• Set task
Reproduce the following material exactly, including every line.

========================

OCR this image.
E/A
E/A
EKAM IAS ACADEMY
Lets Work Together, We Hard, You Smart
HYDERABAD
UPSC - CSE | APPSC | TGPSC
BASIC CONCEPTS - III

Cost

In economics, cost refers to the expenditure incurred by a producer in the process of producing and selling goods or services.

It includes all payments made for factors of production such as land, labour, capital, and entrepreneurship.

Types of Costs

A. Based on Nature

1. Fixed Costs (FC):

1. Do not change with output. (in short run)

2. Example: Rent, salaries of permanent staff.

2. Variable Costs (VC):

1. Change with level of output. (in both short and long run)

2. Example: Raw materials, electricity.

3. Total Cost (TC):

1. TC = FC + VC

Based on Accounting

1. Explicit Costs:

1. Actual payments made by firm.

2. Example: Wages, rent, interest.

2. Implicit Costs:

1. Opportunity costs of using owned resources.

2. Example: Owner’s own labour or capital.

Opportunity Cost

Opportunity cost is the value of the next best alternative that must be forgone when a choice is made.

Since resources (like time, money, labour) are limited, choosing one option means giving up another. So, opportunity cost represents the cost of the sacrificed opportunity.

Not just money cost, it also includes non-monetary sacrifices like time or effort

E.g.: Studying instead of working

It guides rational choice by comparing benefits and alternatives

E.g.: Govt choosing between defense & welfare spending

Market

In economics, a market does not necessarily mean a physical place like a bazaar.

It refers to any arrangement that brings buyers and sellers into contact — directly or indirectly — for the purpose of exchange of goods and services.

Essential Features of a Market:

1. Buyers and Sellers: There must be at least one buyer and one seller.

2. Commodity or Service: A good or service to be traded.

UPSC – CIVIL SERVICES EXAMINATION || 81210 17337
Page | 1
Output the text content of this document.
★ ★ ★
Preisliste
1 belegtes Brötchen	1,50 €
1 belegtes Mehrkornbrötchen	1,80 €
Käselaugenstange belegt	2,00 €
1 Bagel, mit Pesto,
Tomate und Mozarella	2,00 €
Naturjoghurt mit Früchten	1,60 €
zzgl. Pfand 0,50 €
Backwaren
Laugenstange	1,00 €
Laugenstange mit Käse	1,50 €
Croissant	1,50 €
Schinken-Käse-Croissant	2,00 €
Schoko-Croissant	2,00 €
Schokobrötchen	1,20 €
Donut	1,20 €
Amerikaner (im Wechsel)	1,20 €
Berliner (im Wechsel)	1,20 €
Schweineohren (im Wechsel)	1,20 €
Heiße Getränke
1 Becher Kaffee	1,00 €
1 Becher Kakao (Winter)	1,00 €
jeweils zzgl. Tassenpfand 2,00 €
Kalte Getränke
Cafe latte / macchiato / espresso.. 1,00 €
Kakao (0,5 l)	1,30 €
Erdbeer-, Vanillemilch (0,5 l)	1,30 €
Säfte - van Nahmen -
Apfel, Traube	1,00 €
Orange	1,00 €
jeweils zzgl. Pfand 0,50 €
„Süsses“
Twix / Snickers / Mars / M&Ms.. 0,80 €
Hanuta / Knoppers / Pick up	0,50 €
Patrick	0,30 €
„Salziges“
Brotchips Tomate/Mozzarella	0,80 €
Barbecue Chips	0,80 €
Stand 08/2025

========================

• Reply to the exercise
OCR this image.
E/A
E/A
EKAM IAS ACADEMY
Lets Work Together, We Hard, You Smart
HYDERABAD
UPSC - CSE | APPSC | TGPSC
BASIC CONCEPTS - III

Cost

In economics, cost refers to the expenditure incurred by a producer in the process of producing and selling goods or services.

It includes all payments made for factors of production such as land, labour, capital, and entrepreneurship.

Types of Costs

A. Based on Nature

1. Fixed Costs (FC):

1. Do not change with output. (in short run)

2. Example: Rent, salaries of permanent staff.

2. Variable Costs (VC):

1. Change with level of output. (in both short and long run)

2. Example: Raw materials, electricity.

3. Total Cost (TC):

1. TC = FC + VC

Based on Accounting

1. Explicit Costs:

1. Actual payments made by firm.

2. Example: Wages, rent, interest.

2. Implicit Costs:

1. Opportunity costs of using owned resources.

2. Example: Owner’s own labour or capital.

Opportunity Cost

Opportunity cost is the value of the next best alternative that must be forgone when a choice is made.

Since resources (like time, money, labour) are limited, choosing one option means giving up another. So, opportunity cost represents the cost of the sacrificed opportunity.

Not just money cost, it also includes non-monetary sacrifices like time or effort

E.g.: Studying instead of working

It guides rational choice by comparing benefits and alternatives

E.g.: Govt choosing between defense & welfare spending

Market

In economics, a market does not necessarily mean a physical place like a bazaar.

It refers to any arrangement that brings buyers and sellers into contact — directly or indirectly — for the purpose of exchange of goods and services.

Essential Features of a Market:

1. Buyers and Sellers: There must be at least one buyer and one seller.

2. Commodity or Service: A good or service to be traded.

UPSC – CIVIL SERVICES EXAMINATION || 81210 17337
Page | 1
Output the text content of this document.
★ ★ ★
Preisliste
1 belegtes Brötchen	1,50 €
1 belegtes Mehrkornbrötchen	1,80 €
Käselaugenstange belegt	2,00 €
1 Bagel, mit Pesto,
Tomate und Mozarella	2,00 €
Naturjoghurt mit Früchten	1,60 €
zzgl. Pfand 0,50 €
Backwaren
Laugenstange	1,00 €
Laugenstange mit Käse	1,50 €
Croissant	1,50 €
Schinken-Käse-Croissant	2,00 €
Schoko-Croissant	2,00 €
Schokobrötchen	1,20 €
Donut	1,20 €
Amerikaner (im Wechsel)	1,20 €
Berliner (im Wechsel)	1,20 €
Schweineohren (im Wechsel)	1,20 €
Heiße Getränke
1 Becher Kaffee	1,00 €
1 Becher Kakao (Winter)	1,00 €
jeweils zzgl. Tassenpfand 2,00 €
Kalte Getränke
Cafe latte / macchiato / espresso.. 1,00 €
Kakao (0,5 l)	1,30 €
Erdbeer-, Vanillemilch (0,5 l)	1,30 €
Säfte - van Nahmen -
Apfel, Traube	1,00 €
Orange	1,00 €
jeweils zzgl. Pfand 0,50 €
„Süsses“
Twix / Snickers / Mars / M&Ms.. 0,80 €
Hanuta / Knoppers / Pick up	0,50 €
Patrick	0,30 €
„Salziges“
Brotchips Tomate/Mozzarella	0,80 €
Barbecue Chips	0,80 €
Stand 08/2025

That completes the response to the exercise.